» **Source material**
---+---

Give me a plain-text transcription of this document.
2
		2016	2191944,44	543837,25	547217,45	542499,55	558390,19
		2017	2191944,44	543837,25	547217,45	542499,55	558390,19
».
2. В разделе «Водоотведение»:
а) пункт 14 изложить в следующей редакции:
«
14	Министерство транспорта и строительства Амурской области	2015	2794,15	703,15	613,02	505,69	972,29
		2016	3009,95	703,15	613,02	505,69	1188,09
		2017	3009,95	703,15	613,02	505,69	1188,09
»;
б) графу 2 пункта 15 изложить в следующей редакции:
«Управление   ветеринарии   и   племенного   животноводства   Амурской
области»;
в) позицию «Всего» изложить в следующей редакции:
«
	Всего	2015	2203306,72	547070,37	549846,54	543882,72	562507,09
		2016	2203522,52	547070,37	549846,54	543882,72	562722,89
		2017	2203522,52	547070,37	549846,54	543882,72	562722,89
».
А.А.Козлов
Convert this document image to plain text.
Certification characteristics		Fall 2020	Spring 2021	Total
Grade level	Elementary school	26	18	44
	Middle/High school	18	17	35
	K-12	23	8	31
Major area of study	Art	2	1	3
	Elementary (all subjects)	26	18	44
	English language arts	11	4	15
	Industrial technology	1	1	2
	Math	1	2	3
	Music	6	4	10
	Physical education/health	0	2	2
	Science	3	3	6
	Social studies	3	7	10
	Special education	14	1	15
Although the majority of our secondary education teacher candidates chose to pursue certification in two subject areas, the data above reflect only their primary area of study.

---+---

» **Exercise aim**
Copy out all lines above that include the string "Всего".

» **Correct output**
в) позицию «Всего» изложить в следующей редакции:
	Всего	2015	2203306,72	547070,37	549846,54	543882,72	562507,09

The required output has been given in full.